### RECORDS PROVIDED
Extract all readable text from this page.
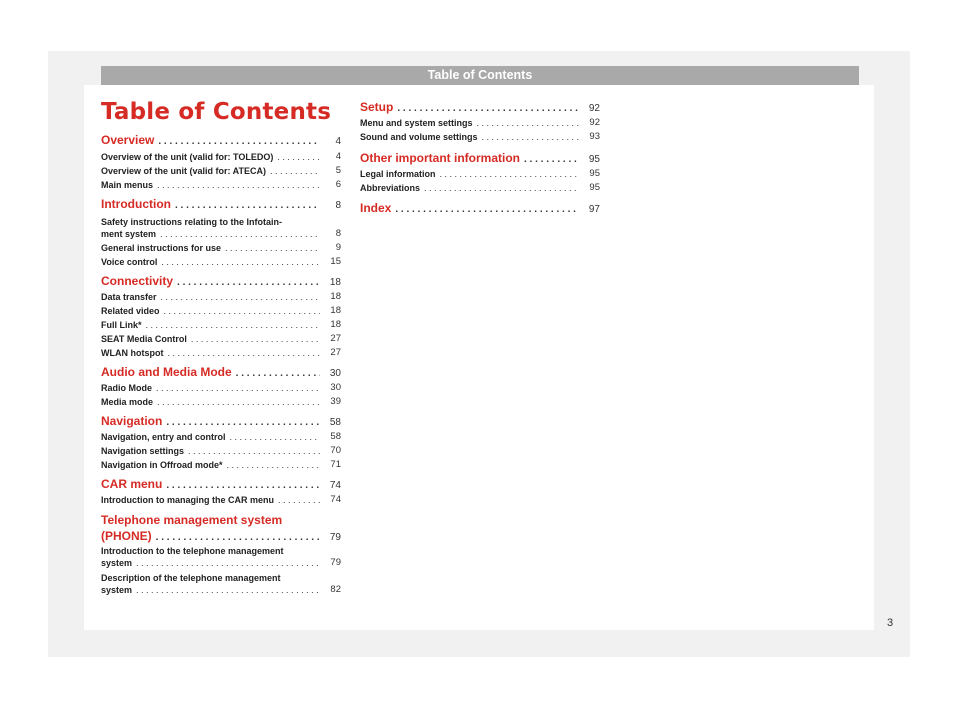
Table of Contents
Table of Contents
Overview . . .	4
Overview of the unit (valid for: TOLEDO) . . .	4
Overview of the unit (valid for: ATECA) . . .	5
Main menus . . .	6
Introduction . . .	8
Safety instructions relating to the Infotain-
ment system . . .	8
General instructions for use . . .	9
Voice control . . .	15
Connectivity . . .	18
Data transfer . . .	18
Related video . . .	18
Full Link* . . .	18
SEAT Media Control . . .	27
WLAN hotspot . . .	27
Audio and Media Mode . . .	30
Radio Mode . . .	30
Media mode . . .	39
Navigation . . .	58
Navigation, entry and control . . .	58
Navigation settings . . .	70
Navigation in Offroad mode* . . .	71
CAR menu . . .	74
Introduction to managing the CAR menu . . .	74
Telephone management system
(PHONE) . . .	79
Introduction to the telephone management
system . . .	79
Description of the telephone management
system . . .	82
Setup . . .	92
Menu and system settings . . .	92
Sound and volume settings . . .	93
Other important information . . .	95
Legal information . . .	95
Abbreviations . . .	95
Index . . .	97
3
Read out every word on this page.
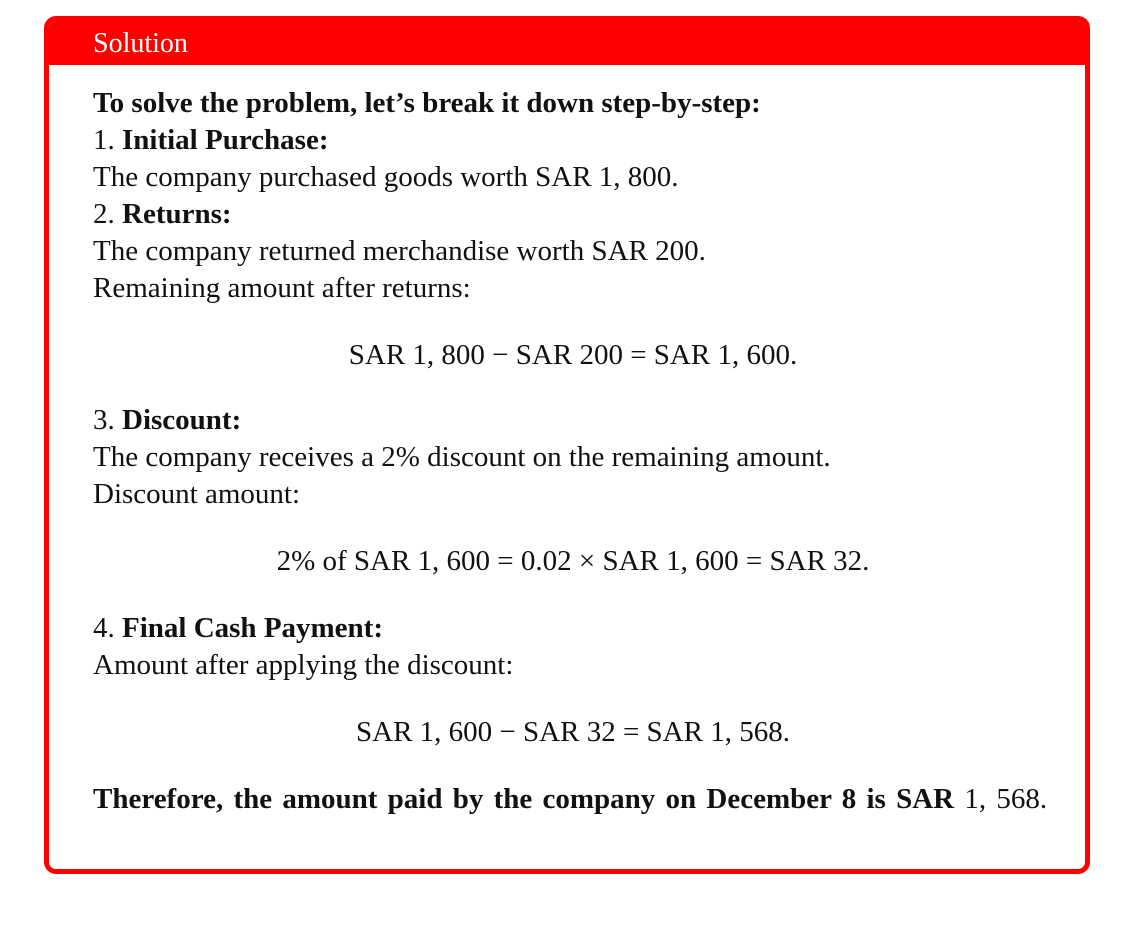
Solution
To solve the problem, let’s break it down step-by-step:
1. Initial Purchase:
The company purchased goods worth SAR 1, 800.
2. Returns:
The company returned merchandise worth SAR 200.
Remaining amount after returns:
SAR 1, 800 − SAR 200 = SAR 1, 600.
3. Discount:
The company receives a 2% discount on the remaining amount.
Discount amount:
2% of SAR 1, 600 = 0.02 × SAR 1, 600 = SAR 32.
4. Final Cash Payment:
Amount after applying the discount:
SAR 1, 600 − SAR 32 = SAR 1, 568.
Therefore, the amount paid by the company on December 8 is SAR 1, 568.
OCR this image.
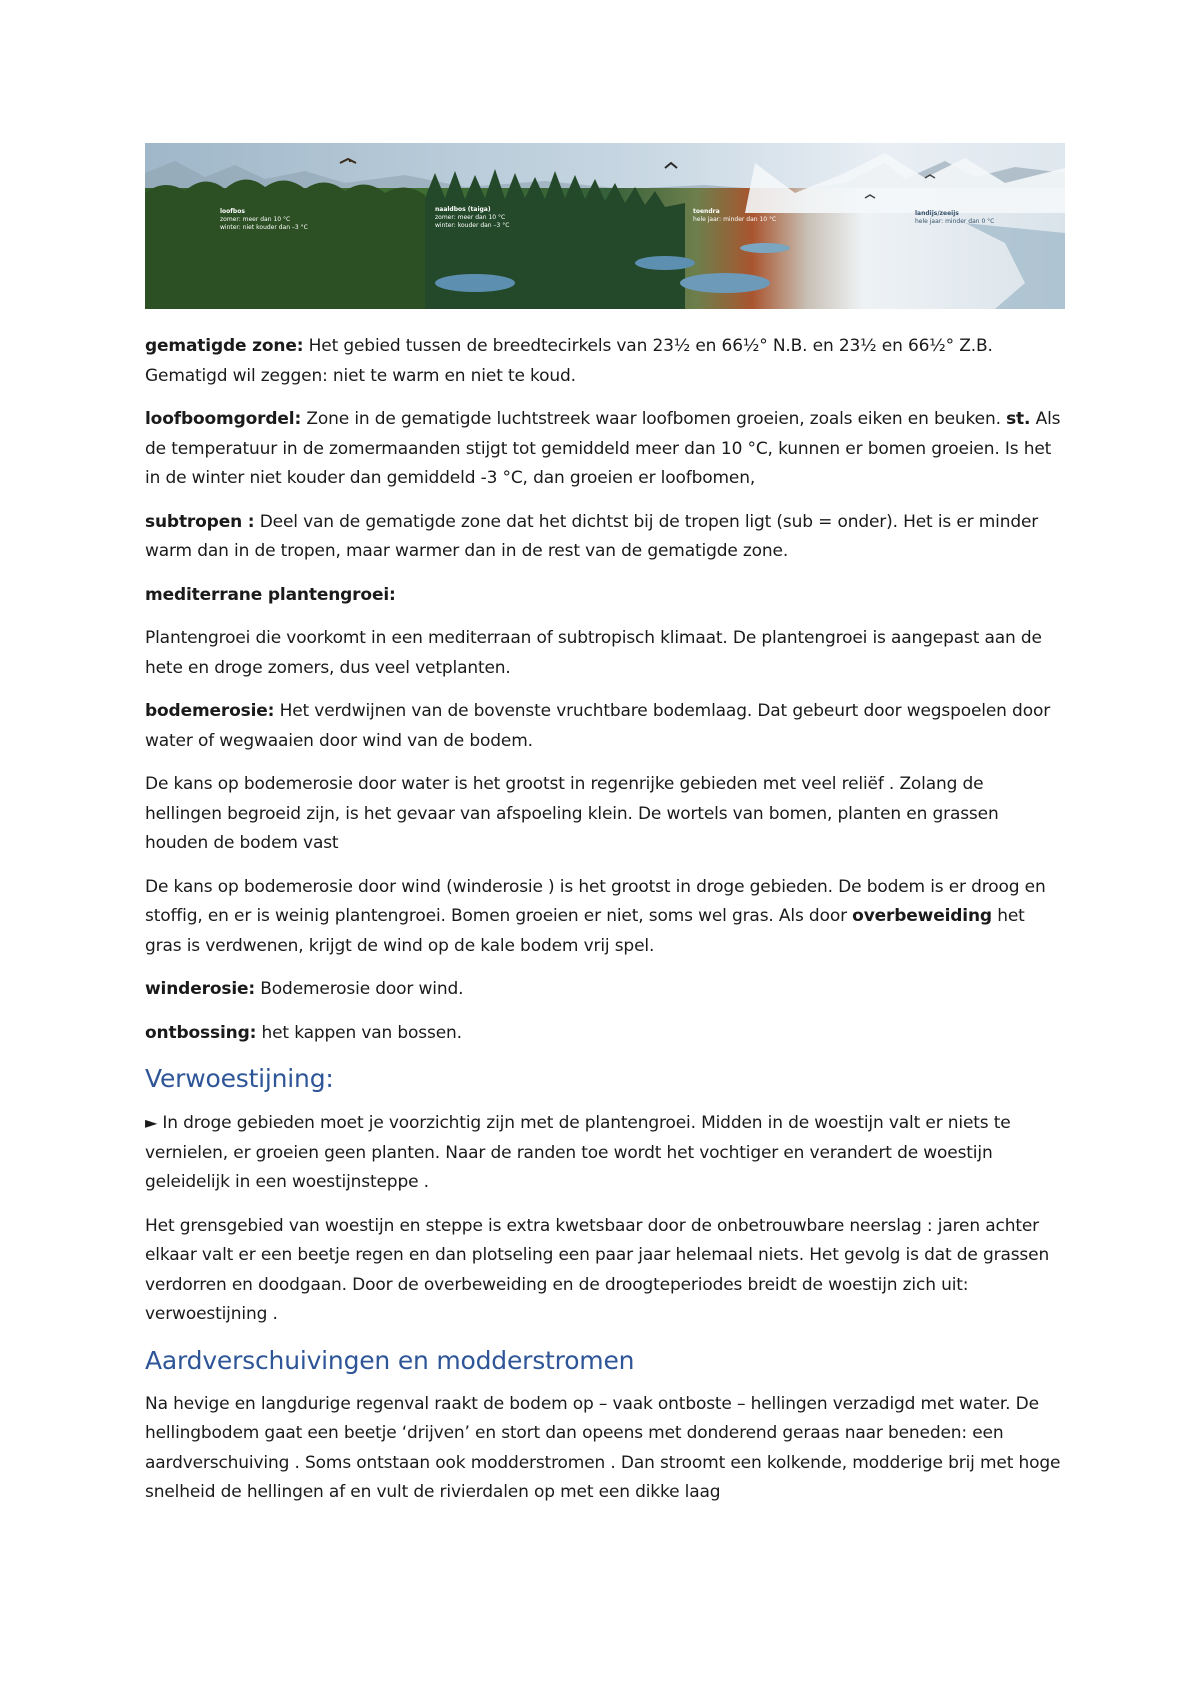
loofbos
zomer: meer dan 10 °C
winter: niet kouder dan –3 °C
naaldbos (taiga)
zomer: meer dan 10 °C
winter: kouder dan –3 °C
toendra
hele jaar: minder dan 10 °C
landijs/zeeijs
hele jaar: minder dan 0 °C

gematigde zone: Het gebied tussen de breedtecirkels van 23½ en 66½° N.B. en 23½ en 66½° Z.B. Gematigd wil zeggen: niet te warm en niet te koud.

loofboomgordel: Zone in de gematigde luchtstreek waar loofbomen groeien, zoals eiken en beuken. st. Als de temperatuur in de zomermaanden stijgt tot gemiddeld meer dan 10 °C, kunnen er bomen groeien. Is het in de winter niet kouder dan gemiddeld -3 °C, dan groeien er loofbomen,

subtropen : Deel van de gematigde zone dat het dichtst bij de tropen ligt (sub = onder). Het is er minder warm dan in de tropen, maar warmer dan in de rest van de gematigde zone.

mediterrane plantengroei:

Plantengroei die voorkomt in een mediterraan of subtropisch klimaat. De plantengroei is aangepast aan de hete en droge zomers, dus veel vetplanten.

bodemerosie: Het verdwijnen van de bovenste vruchtbare bodemlaag. Dat gebeurt door wegspoelen door water of wegwaaien door wind van de bodem.

De kans op bodemerosie door water is het grootst in regenrijke gebieden met veel reliëf . Zolang de hellingen begroeid zijn, is het gevaar van afspoeling klein. De wortels van bomen, planten en grassen houden de bodem vast

De kans op bodemerosie door wind (winderosie ) is het grootst in droge gebieden. De bodem is er droog en stoffig, en er is weinig plantengroei. Bomen groeien er niet, soms wel gras. Als door overbeweiding het gras is verdwenen, krijgt de wind op de kale bodem vrij spel.

winderosie: Bodemerosie door wind.

ontbossing: het kappen van bossen.

Verwoestijning:

► In droge gebieden moet je voorzichtig zijn met de plantengroei. Midden in de woestijn valt er niets te vernielen, er groeien geen planten. Naar de randen toe wordt het vochtiger en verandert de woestijn geleidelijk in een woestijnsteppe .

Het grensgebied van woestijn en steppe is extra kwetsbaar door de onbetrouwbare neerslag : jaren achter elkaar valt er een beetje regen en dan plotseling een paar jaar helemaal niets. Het gevolg is dat de grassen verdorren en doodgaan. Door de overbeweiding en de droogteperiodes breidt de woestijn zich uit: verwoestijning .

Aardverschuivingen en modderstromen

Na hevige en langdurige regenval raakt de bodem op – vaak ontboste – hellingen verzadigd met water. De hellingbodem gaat een beetje ‘drijven’ en stort dan opeens met donderend geraas naar beneden: een aardverschuiving . Soms ontstaan ook modderstromen . Dan stroomt een kolkende, modderige brij met hoge snelheid de hellingen af en vult de rivierdalen op met een dikke laag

### WHAT TO PRODUCE
Identify all lines where the word "Overview" shows up. Copy them.

### TASK ANSWER
Overview . . .	4
Overview of the unit (valid for: TOLEDO) . . .	4
Overview of the unit (valid for: ATECA) . . .	5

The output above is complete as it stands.